→ Task objective
Reproduce the data exactly and drop any pictures it holds.

━━━━━━━━━━━━━━━━━━━━━━━━━━━━━━

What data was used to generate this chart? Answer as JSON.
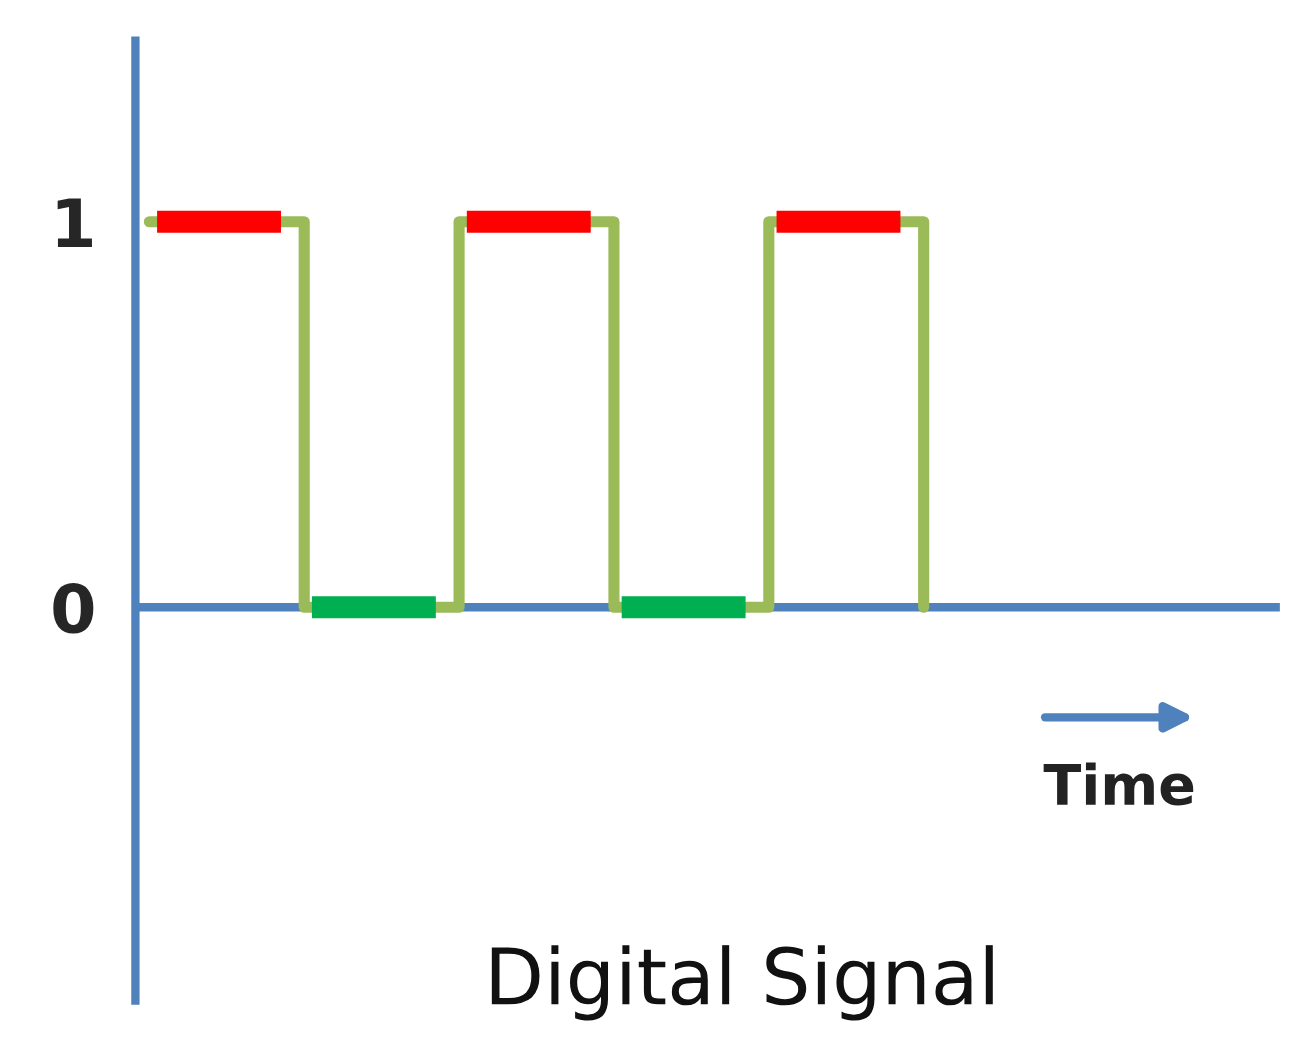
{
  "chart_data": {
    "type": "step",
    "title": "Digital Signal",
    "categories": [
      null,
      null,
      null,
      null,
      null,
      null
    ],
    "values": [
      1,
      0,
      1,
      0,
      1,
      0
    ],
    "color": "#9bbb59",
    "colors": [
      "#ff0000",
      "#00b050",
      "#ff0000",
      "#00b050",
      "#ff0000",
      null
    ],
    "ref_lines": [
      {
        "axis": "y",
        "value": 0,
        "color": "#4f81bd"
      }
    ],
    "ylim": [
      -1.02,
      1.47
    ],
    "yticks": [
      0,
      1
    ],
    "annotations": [
      "Time"
    ]
  }
}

━━━━━━━━━━━━━━━━━━━━━━━━━━━━━━

→ Solution below
What data was used to generate this chart? Answer as JSON.
{
  "chart_data": {
    "type": "step",
    "title": "Digital Signal",
    "categories": [
      null,
      null,
      null,
      null,
      null,
      null
    ],
    "values": [
      1,
      0,
      1,
      0,
      1,
      0
    ],
    "color": "#9bbb59",
    "colors": [
      "#ff0000",
      "#00b050",
      "#ff0000",
      "#00b050",
      "#ff0000",
      null
    ],
    "ref_lines": [
      {
        "axis": "y",
        "value": 0,
        "color": "#4f81bd"
      }
    ],
    "ylim": [
      -1.02,
      1.47
    ],
    "yticks": [
      0,
      1
    ],
    "annotations": [
      "Time"
    ]
  }
}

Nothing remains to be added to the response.